▸ Brief: Give only the number of lines in the records that include the string "title".

▸ Provided entries:
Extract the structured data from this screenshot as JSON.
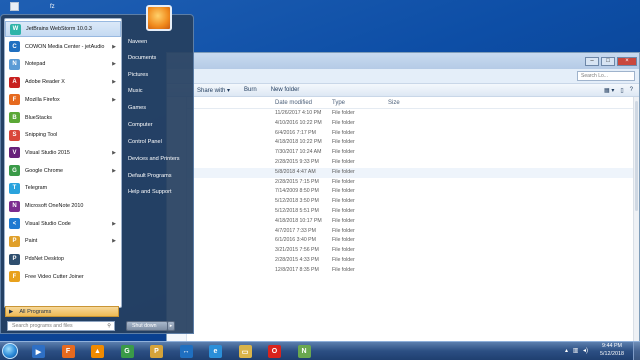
{
  "desktop": {
    "icon_labels": [
      "fz"
    ]
  },
  "explorer": {
    "search_placeholder": "Search Lo...",
    "toolbar": [
      "Share with ▾",
      "Burn",
      "New folder"
    ],
    "columns": {
      "date": "Date modified",
      "type": "Type",
      "size": "Size"
    },
    "rows": [
      {
        "date": "11/26/2017 4:10 PM",
        "type": "File folder"
      },
      {
        "date": "4/10/2016 10:22 PM",
        "type": "File folder"
      },
      {
        "date": "6/4/2016 7:17 PM",
        "type": "File folder"
      },
      {
        "date": "4/18/2018 10:22 PM",
        "type": "File folder"
      },
      {
        "date": "7/30/2017 10:24 AM",
        "type": "File folder"
      },
      {
        "date": "2/28/2015 9:33 PM",
        "type": "File folder"
      },
      {
        "date": "5/8/2018 4:47 AM",
        "type": "File folder"
      },
      {
        "date": "2/28/2015 7:15 PM",
        "type": "File folder"
      },
      {
        "date": "7/14/2009 8:50 PM",
        "type": "File folder"
      },
      {
        "date": "5/12/2018 3:50 PM",
        "type": "File folder"
      },
      {
        "date": "5/12/2018 5:51 PM",
        "type": "File folder"
      },
      {
        "date": "4/18/2018 10:17 PM",
        "type": "File folder"
      },
      {
        "date": "4/7/2017 7:33 PM",
        "type": "File folder"
      },
      {
        "date": "6/1/2016 3:40 PM",
        "type": "File folder"
      },
      {
        "date": "3/21/2015 7:56 PM",
        "type": "File folder"
      },
      {
        "date": "2/28/2015 4:33 PM",
        "type": "File folder"
      },
      {
        "date": "12/8/2017 8:35 PM",
        "type": "File folder"
      }
    ]
  },
  "start_menu": {
    "programs": [
      {
        "label": "JetBrains WebStorm 10.0.3",
        "icon": "webstorm-icon",
        "color": "#2db4a8",
        "glyph": "W",
        "arrow": false
      },
      {
        "label": "COWON Media Center - jetAudio",
        "icon": "jetaudio-icon",
        "color": "#1f6fc0",
        "glyph": "C",
        "arrow": true
      },
      {
        "label": "Notepad",
        "icon": "notepad-icon",
        "color": "#5a9bd5",
        "glyph": "N",
        "arrow": true
      },
      {
        "label": "Adobe Reader X",
        "icon": "adobe-reader-icon",
        "color": "#c8201f",
        "glyph": "A",
        "arrow": true
      },
      {
        "label": "Mozilla Firefox",
        "icon": "firefox-icon",
        "color": "#e66a1f",
        "glyph": "F",
        "arrow": true
      },
      {
        "label": "BlueStacks",
        "icon": "bluestacks-icon",
        "color": "#5ba836",
        "glyph": "B",
        "arrow": false
      },
      {
        "label": "Snipping Tool",
        "icon": "snipping-tool-icon",
        "color": "#d9463a",
        "glyph": "S",
        "arrow": false
      },
      {
        "label": "Visual Studio 2015",
        "icon": "visual-studio-icon",
        "color": "#68217a",
        "glyph": "V",
        "arrow": true
      },
      {
        "label": "Google Chrome",
        "icon": "chrome-icon",
        "color": "#3a9a48",
        "glyph": "G",
        "arrow": true
      },
      {
        "label": "Telegram",
        "icon": "telegram-icon",
        "color": "#2aa3dd",
        "glyph": "T",
        "arrow": false
      },
      {
        "label": "Microsoft OneNote 2010",
        "icon": "onenote-icon",
        "color": "#7b2b8f",
        "glyph": "N",
        "arrow": false
      },
      {
        "label": "Visual Studio Code",
        "icon": "vscode-icon",
        "color": "#1f7ad1",
        "glyph": "<",
        "arrow": true
      },
      {
        "label": "Paint",
        "icon": "paint-icon",
        "color": "#e0a02a",
        "glyph": "P",
        "arrow": true
      },
      {
        "label": "PdsNet Desktop",
        "icon": "pdsnet-icon",
        "color": "#2f4f6f",
        "glyph": "P",
        "arrow": false
      },
      {
        "label": "Free Video Cutter Joiner",
        "icon": "video-cutter-icon",
        "color": "#e8a11c",
        "glyph": "F",
        "arrow": false
      }
    ],
    "all_programs": "All Programs",
    "search_placeholder": "Search programs and files",
    "right_items": [
      "Naveen",
      "Documents",
      "Pictures",
      "Music",
      "Games",
      "Computer",
      "Control Panel",
      "Devices and Printers",
      "Default Programs",
      "Help and Support"
    ],
    "shutdown": "Shut down"
  },
  "taskbar": {
    "apps": [
      {
        "icon": "media-player-icon",
        "color": "#2e6fc4",
        "glyph": "▶"
      },
      {
        "icon": "firefox-icon",
        "color": "#e66a1f",
        "glyph": "F"
      },
      {
        "icon": "vlc-icon",
        "color": "#f08a00",
        "glyph": "▲"
      },
      {
        "icon": "chrome-icon",
        "color": "#3a9a48",
        "glyph": "G"
      },
      {
        "icon": "paint-icon",
        "color": "#d5a33a",
        "glyph": "P"
      },
      {
        "icon": "teamviewer-icon",
        "color": "#1f6fc0",
        "glyph": "↔"
      },
      {
        "icon": "internet-explorer-icon",
        "color": "#2b8fd9",
        "glyph": "e"
      },
      {
        "icon": "file-explorer-icon",
        "color": "#d9b44a",
        "glyph": "▭"
      },
      {
        "icon": "opera-icon",
        "color": "#d9231c",
        "glyph": "O"
      },
      {
        "icon": "notepad-plus-icon",
        "color": "#6aa84f",
        "glyph": "N"
      }
    ],
    "time": "9:44 PM",
    "date": "5/12/2018"
  }
}
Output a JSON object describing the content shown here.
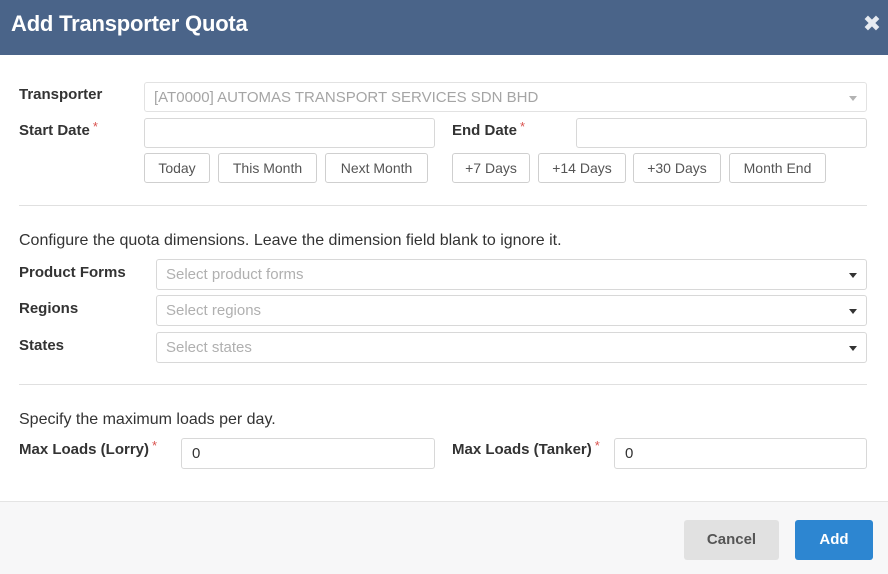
{
  "dialog": {
    "title": "Add Transporter Quota",
    "close_icon": "close-icon"
  },
  "form": {
    "transporter": {
      "label": "Transporter",
      "value": "[AT0000] AUTOMAS TRANSPORT SERVICES SDN BHD"
    },
    "start_date": {
      "label": "Start Date",
      "required": "*",
      "value": ""
    },
    "end_date": {
      "label": "End Date",
      "required": "*",
      "value": ""
    },
    "start_shortcuts": [
      "Today",
      "This Month",
      "Next Month"
    ],
    "end_shortcuts": [
      "+7 Days",
      "+14 Days",
      "+30 Days",
      "Month End"
    ]
  },
  "dimensions": {
    "note": "Configure the quota dimensions. Leave the dimension field blank to ignore it.",
    "product_forms": {
      "label": "Product Forms",
      "placeholder": "Select product forms"
    },
    "regions": {
      "label": "Regions",
      "placeholder": "Select regions"
    },
    "states": {
      "label": "States",
      "placeholder": "Select states"
    }
  },
  "loads": {
    "note": "Specify the maximum loads per day.",
    "lorry": {
      "label": "Max Loads (Lorry)",
      "required": "*",
      "value": "0"
    },
    "tanker": {
      "label": "Max Loads (Tanker)",
      "required": "*",
      "value": "0"
    }
  },
  "footer": {
    "cancel_label": "Cancel",
    "add_label": "Add"
  },
  "colors": {
    "header": "#4a6489",
    "primary": "#2d86d1",
    "required": "#d9534f"
  }
}
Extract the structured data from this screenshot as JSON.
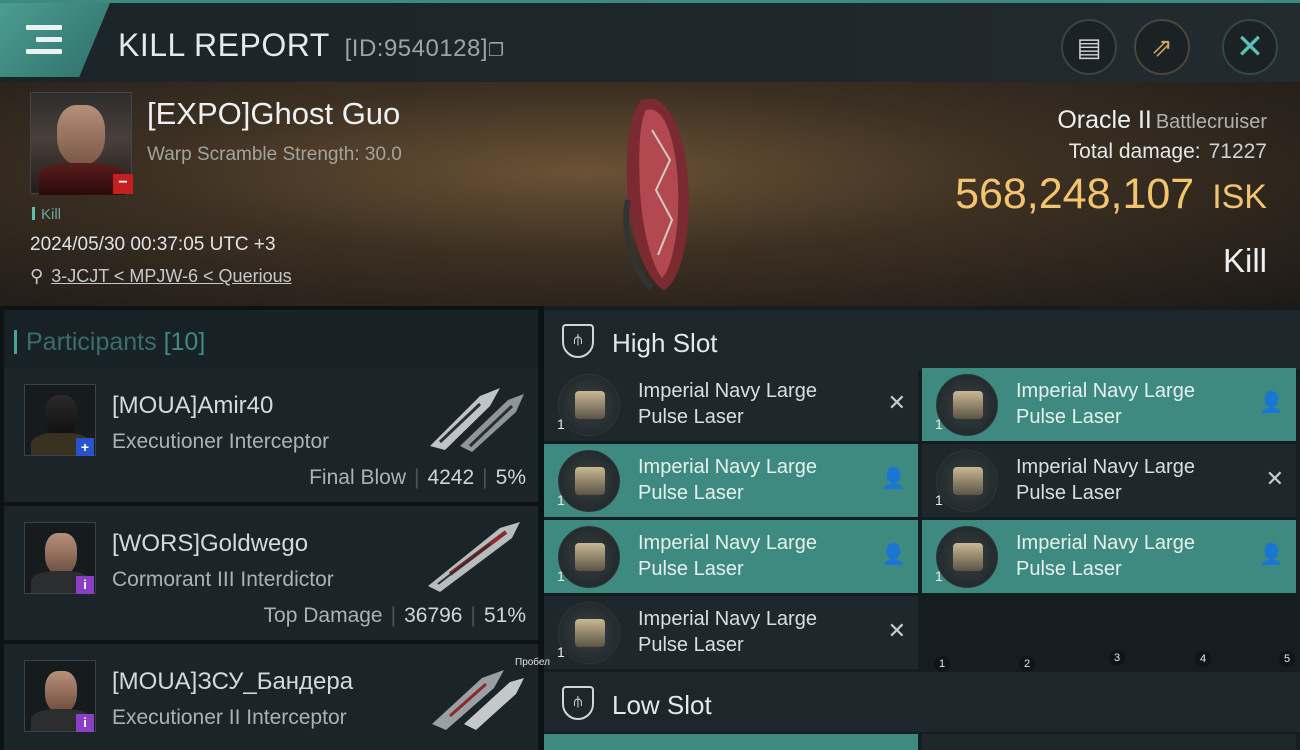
{
  "header": {
    "title": "KILL REPORT",
    "report_id": "[ID:9540128]",
    "clipboard_icon": "clipboard-icon",
    "share_icon": "share-icon",
    "close_icon": "close-icon"
  },
  "victim": {
    "name": "[EXPO]Ghost Guo",
    "warp_scramble": "Warp Scramble Strength: 30.0",
    "tag": "Kill",
    "datetime": "2024/05/30 00:37:05 UTC +3",
    "location": "3-JCJT < MPJW-6 < Querious",
    "ship": "Oracle II",
    "ship_class": "Battlecruiser",
    "total_damage_label": "Total damage:",
    "total_damage": "71227",
    "isk_value": "568,248,107",
    "isk_unit": "ISK",
    "result": "Kill",
    "security_badge": "−"
  },
  "participants": {
    "label": "Participants",
    "count": "[10]",
    "list": [
      {
        "name": "[MOUA]Amir40",
        "ship": "Executioner Interceptor",
        "role": "Final Blow",
        "damage": "4242",
        "percent": "5%",
        "badge": "+",
        "badge_color": "#2a52c9"
      },
      {
        "name": "[WORS]Goldwego",
        "ship": "Cormorant III Interdictor",
        "role": "Top Damage",
        "damage": "36796",
        "percent": "51%",
        "badge": "i",
        "badge_color": "#8a3fc4"
      },
      {
        "name": "[MOUA]ЗСУ_Бандера",
        "ship": "Executioner II Interceptor",
        "badge": "i",
        "badge_color": "#8a3fc4"
      }
    ]
  },
  "high_slot": {
    "label": "High Slot",
    "items": [
      {
        "name": "Imperial Navy Large Pulse Laser",
        "qty": "1",
        "state": "destroyed",
        "action_icon": "close-icon"
      },
      {
        "name": "Imperial Navy Large Pulse Laser",
        "qty": "1",
        "state": "dropped",
        "action_icon": "person-icon"
      },
      {
        "name": "Imperial Navy Large Pulse Laser",
        "qty": "1",
        "state": "dropped",
        "action_icon": "person-icon"
      },
      {
        "name": "Imperial Navy Large Pulse Laser",
        "qty": "1",
        "state": "destroyed",
        "action_icon": "close-icon"
      },
      {
        "name": "Imperial Navy Large Pulse Laser",
        "qty": "1",
        "state": "dropped",
        "action_icon": "person-icon"
      },
      {
        "name": "Imperial Navy Large Pulse Laser",
        "qty": "1",
        "state": "dropped",
        "action_icon": "person-icon"
      },
      {
        "name": "Imperial Navy Large Pulse Laser",
        "qty": "1",
        "state": "destroyed",
        "action_icon": "close-icon"
      }
    ]
  },
  "low_slot": {
    "label": "Low Slot"
  },
  "hotkeys": [
    "1",
    "2",
    "3",
    "4",
    "5"
  ],
  "tooltip": "Пробел",
  "colors": {
    "accent": "#3f8a80",
    "isk": "#f2c46f",
    "kill_red": "#c4201f"
  }
}
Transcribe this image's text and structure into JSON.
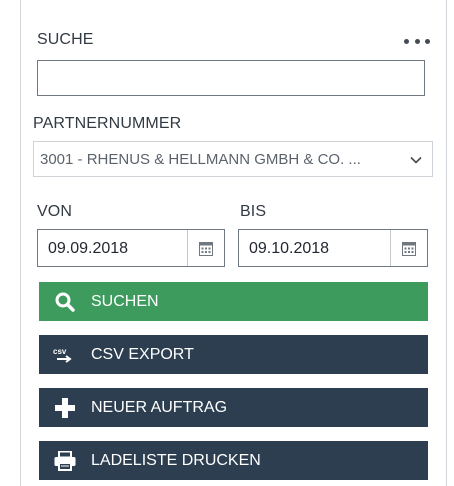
{
  "search": {
    "label": "SUCHE",
    "value": "",
    "placeholder": ""
  },
  "partner": {
    "label": "PARTNERNUMMER",
    "selected": "3001 - RHENUS & HELLMANN GMBH & CO. ..."
  },
  "date_range": {
    "from_label": "VON",
    "from_value": "09.09.2018",
    "to_label": "BIS",
    "to_value": "09.10.2018"
  },
  "buttons": {
    "search": "SUCHEN",
    "csv_export": "CSV EXPORT",
    "new_order": "NEUER AUFTRAG",
    "print_list": "LADELISTE DRUCKEN"
  },
  "icons": {
    "more": "more-horizontal-icon",
    "chevron": "chevron-down-icon",
    "calendar": "calendar-icon",
    "search": "search-icon",
    "csv": "csv-export-icon",
    "plus": "plus-icon",
    "print": "printer-icon"
  },
  "colors": {
    "search_button": "#3d9b5e",
    "dark_button": "#2c3e50",
    "text": "#333a44"
  }
}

▸ Solution for this task: 2